## Problem description
The entries below are to be repeated exactly as they stand.

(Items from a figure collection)
+-------+

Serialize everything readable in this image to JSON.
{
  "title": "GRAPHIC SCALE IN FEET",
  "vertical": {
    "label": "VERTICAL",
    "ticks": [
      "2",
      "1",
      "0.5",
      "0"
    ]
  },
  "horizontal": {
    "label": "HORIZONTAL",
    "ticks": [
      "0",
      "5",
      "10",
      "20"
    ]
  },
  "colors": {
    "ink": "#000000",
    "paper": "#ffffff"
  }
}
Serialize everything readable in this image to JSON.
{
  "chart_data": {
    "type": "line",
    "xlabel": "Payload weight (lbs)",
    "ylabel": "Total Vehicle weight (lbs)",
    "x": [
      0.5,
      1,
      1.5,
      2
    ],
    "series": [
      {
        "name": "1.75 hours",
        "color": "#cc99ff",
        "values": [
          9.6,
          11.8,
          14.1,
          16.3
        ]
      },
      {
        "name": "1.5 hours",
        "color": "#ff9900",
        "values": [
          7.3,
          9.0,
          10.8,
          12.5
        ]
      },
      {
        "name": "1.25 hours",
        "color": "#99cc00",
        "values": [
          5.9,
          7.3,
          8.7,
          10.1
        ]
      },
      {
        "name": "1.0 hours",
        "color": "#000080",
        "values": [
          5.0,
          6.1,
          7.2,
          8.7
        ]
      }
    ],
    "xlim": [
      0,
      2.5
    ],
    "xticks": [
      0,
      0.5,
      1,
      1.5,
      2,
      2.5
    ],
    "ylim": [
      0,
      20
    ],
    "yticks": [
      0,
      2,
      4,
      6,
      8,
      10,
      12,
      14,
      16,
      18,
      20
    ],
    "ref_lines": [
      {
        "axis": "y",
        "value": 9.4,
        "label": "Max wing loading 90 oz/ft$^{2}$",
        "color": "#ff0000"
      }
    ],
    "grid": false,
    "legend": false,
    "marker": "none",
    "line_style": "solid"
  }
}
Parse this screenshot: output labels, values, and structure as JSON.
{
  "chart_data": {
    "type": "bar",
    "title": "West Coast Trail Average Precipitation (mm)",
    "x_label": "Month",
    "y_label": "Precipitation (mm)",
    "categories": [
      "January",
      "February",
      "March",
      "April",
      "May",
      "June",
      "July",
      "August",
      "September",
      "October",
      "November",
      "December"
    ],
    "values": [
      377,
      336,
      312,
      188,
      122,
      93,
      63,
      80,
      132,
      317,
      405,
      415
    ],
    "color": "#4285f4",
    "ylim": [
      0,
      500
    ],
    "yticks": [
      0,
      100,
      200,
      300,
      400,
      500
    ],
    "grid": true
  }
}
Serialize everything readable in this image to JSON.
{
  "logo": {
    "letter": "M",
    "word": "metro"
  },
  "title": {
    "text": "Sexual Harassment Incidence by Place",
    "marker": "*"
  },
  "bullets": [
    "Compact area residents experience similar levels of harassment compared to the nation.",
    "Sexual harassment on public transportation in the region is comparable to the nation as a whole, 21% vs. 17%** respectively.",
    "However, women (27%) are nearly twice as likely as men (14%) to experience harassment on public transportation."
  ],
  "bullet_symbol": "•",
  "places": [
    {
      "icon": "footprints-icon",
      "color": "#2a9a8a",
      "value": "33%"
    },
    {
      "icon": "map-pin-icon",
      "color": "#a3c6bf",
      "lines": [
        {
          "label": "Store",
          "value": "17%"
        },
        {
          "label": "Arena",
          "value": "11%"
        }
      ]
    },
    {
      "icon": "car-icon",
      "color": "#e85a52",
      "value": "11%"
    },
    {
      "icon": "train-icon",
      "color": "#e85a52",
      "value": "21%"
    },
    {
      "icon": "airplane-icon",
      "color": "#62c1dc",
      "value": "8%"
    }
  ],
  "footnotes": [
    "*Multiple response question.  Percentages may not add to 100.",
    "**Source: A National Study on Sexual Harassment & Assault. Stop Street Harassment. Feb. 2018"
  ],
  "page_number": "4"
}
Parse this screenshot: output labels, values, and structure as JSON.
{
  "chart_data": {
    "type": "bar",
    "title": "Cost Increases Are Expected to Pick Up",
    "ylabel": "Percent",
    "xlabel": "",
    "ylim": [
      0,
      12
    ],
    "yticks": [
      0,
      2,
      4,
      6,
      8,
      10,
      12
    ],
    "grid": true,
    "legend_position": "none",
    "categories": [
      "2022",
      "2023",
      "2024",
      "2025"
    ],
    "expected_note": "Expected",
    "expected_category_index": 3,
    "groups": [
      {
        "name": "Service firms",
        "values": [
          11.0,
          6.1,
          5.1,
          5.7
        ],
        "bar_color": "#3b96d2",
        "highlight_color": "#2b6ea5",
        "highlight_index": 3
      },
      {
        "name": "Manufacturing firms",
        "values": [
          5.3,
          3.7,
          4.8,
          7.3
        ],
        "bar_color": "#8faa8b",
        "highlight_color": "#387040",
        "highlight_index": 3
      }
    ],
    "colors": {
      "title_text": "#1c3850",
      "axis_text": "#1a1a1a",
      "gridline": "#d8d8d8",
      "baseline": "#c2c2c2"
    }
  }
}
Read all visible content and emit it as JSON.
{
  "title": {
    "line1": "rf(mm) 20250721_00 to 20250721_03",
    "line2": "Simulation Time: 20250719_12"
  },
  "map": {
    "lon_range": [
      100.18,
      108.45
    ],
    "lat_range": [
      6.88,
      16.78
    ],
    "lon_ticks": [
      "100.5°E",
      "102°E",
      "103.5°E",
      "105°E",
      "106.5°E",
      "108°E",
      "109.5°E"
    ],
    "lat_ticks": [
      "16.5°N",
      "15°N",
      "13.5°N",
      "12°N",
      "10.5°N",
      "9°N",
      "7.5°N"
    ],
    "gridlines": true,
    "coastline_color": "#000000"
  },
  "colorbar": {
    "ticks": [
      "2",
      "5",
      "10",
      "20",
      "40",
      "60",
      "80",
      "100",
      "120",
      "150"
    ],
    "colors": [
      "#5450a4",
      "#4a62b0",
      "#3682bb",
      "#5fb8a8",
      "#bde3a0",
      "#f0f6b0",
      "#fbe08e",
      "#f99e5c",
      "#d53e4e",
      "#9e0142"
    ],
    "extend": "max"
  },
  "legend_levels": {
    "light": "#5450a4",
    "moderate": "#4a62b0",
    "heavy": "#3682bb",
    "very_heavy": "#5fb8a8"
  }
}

+-------+

## Problem solution
Serialize everything readable in this image to JSON.
{
  "title": "GRAPHIC SCALE IN FEET",
  "vertical": {
    "label": "VERTICAL",
    "ticks": [
      "2",
      "1",
      "0.5",
      "0"
    ]
  },
  "horizontal": {
    "label": "HORIZONTAL",
    "ticks": [
      "0",
      "5",
      "10",
      "20"
    ]
  },
  "colors": {
    "ink": "#000000",
    "paper": "#ffffff"
  }
}
Serialize everything readable in this image to JSON.
{
  "chart_data": {
    "type": "line",
    "xlabel": "Payload weight (lbs)",
    "ylabel": "Total Vehicle weight (lbs)",
    "x": [
      0.5,
      1,
      1.5,
      2
    ],
    "series": [
      {
        "name": "1.75 hours",
        "color": "#cc99ff",
        "values": [
          9.6,
          11.8,
          14.1,
          16.3
        ]
      },
      {
        "name": "1.5 hours",
        "color": "#ff9900",
        "values": [
          7.3,
          9.0,
          10.8,
          12.5
        ]
      },
      {
        "name": "1.25 hours",
        "color": "#99cc00",
        "values": [
          5.9,
          7.3,
          8.7,
          10.1
        ]
      },
      {
        "name": "1.0 hours",
        "color": "#000080",
        "values": [
          5.0,
          6.1,
          7.2,
          8.7
        ]
      }
    ],
    "xlim": [
      0,
      2.5
    ],
    "xticks": [
      0,
      0.5,
      1,
      1.5,
      2,
      2.5
    ],
    "ylim": [
      0,
      20
    ],
    "yticks": [
      0,
      2,
      4,
      6,
      8,
      10,
      12,
      14,
      16,
      18,
      20
    ],
    "ref_lines": [
      {
        "axis": "y",
        "value": 9.4,
        "label": "Max wing loading 90 oz/ft$^{2}$",
        "color": "#ff0000"
      }
    ],
    "grid": false,
    "legend": false,
    "marker": "none",
    "line_style": "solid"
  }
}
Parse this screenshot: output labels, values, and structure as JSON.
{
  "chart_data": {
    "type": "bar",
    "title": "West Coast Trail Average Precipitation (mm)",
    "x_label": "Month",
    "y_label": "Precipitation (mm)",
    "categories": [
      "January",
      "February",
      "March",
      "April",
      "May",
      "June",
      "July",
      "August",
      "September",
      "October",
      "November",
      "December"
    ],
    "values": [
      377,
      336,
      312,
      188,
      122,
      93,
      63,
      80,
      132,
      317,
      405,
      415
    ],
    "color": "#4285f4",
    "ylim": [
      0,
      500
    ],
    "yticks": [
      0,
      100,
      200,
      300,
      400,
      500
    ],
    "grid": true
  }
}
Serialize everything readable in this image to JSON.
{
  "logo": {
    "letter": "M",
    "word": "metro"
  },
  "title": {
    "text": "Sexual Harassment Incidence by Place",
    "marker": "*"
  },
  "bullets": [
    "Compact area residents experience similar levels of harassment compared to the nation.",
    "Sexual harassment on public transportation in the region is comparable to the nation as a whole, 21% vs. 17%** respectively.",
    "However, women (27%) are nearly twice as likely as men (14%) to experience harassment on public transportation."
  ],
  "bullet_symbol": "•",
  "places": [
    {
      "icon": "footprints-icon",
      "color": "#2a9a8a",
      "value": "33%"
    },
    {
      "icon": "map-pin-icon",
      "color": "#a3c6bf",
      "lines": [
        {
          "label": "Store",
          "value": "17%"
        },
        {
          "label": "Arena",
          "value": "11%"
        }
      ]
    },
    {
      "icon": "car-icon",
      "color": "#e85a52",
      "value": "11%"
    },
    {
      "icon": "train-icon",
      "color": "#e85a52",
      "value": "21%"
    },
    {
      "icon": "airplane-icon",
      "color": "#62c1dc",
      "value": "8%"
    }
  ],
  "footnotes": [
    "*Multiple response question.  Percentages may not add to 100.",
    "**Source: A National Study on Sexual Harassment & Assault. Stop Street Harassment. Feb. 2018"
  ],
  "page_number": "4"
}
Parse this screenshot: output labels, values, and structure as JSON.
{
  "chart_data": {
    "type": "bar",
    "title": "Cost Increases Are Expected to Pick Up",
    "ylabel": "Percent",
    "xlabel": "",
    "ylim": [
      0,
      12
    ],
    "yticks": [
      0,
      2,
      4,
      6,
      8,
      10,
      12
    ],
    "grid": true,
    "legend_position": "none",
    "categories": [
      "2022",
      "2023",
      "2024",
      "2025"
    ],
    "expected_note": "Expected",
    "expected_category_index": 3,
    "groups": [
      {
        "name": "Service firms",
        "values": [
          11.0,
          6.1,
          5.1,
          5.7
        ],
        "bar_color": "#3b96d2",
        "highlight_color": "#2b6ea5",
        "highlight_index": 3
      },
      {
        "name": "Manufacturing firms",
        "values": [
          5.3,
          3.7,
          4.8,
          7.3
        ],
        "bar_color": "#8faa8b",
        "highlight_color": "#387040",
        "highlight_index": 3
      }
    ],
    "colors": {
      "title_text": "#1c3850",
      "axis_text": "#1a1a1a",
      "gridline": "#d8d8d8",
      "baseline": "#c2c2c2"
    }
  }
}
Read all visible content and emit it as JSON.
{
  "title": {
    "line1": "rf(mm) 20250721_00 to 20250721_03",
    "line2": "Simulation Time: 20250719_12"
  },
  "map": {
    "lon_range": [
      100.18,
      108.45
    ],
    "lat_range": [
      6.88,
      16.78
    ],
    "lon_ticks": [
      "100.5°E",
      "102°E",
      "103.5°E",
      "105°E",
      "106.5°E",
      "108°E",
      "109.5°E"
    ],
    "lat_ticks": [
      "16.5°N",
      "15°N",
      "13.5°N",
      "12°N",
      "10.5°N",
      "9°N",
      "7.5°N"
    ],
    "gridlines": true,
    "coastline_color": "#000000"
  },
  "colorbar": {
    "ticks": [
      "2",
      "5",
      "10",
      "20",
      "40",
      "60",
      "80",
      "100",
      "120",
      "150"
    ],
    "colors": [
      "#5450a4",
      "#4a62b0",
      "#3682bb",
      "#5fb8a8",
      "#bde3a0",
      "#f0f6b0",
      "#fbe08e",
      "#f99e5c",
      "#d53e4e",
      "#9e0142"
    ],
    "extend": "max"
  },
  "legend_levels": {
    "light": "#5450a4",
    "moderate": "#4a62b0",
    "heavy": "#3682bb",
    "very_heavy": "#5fb8a8"
  }
}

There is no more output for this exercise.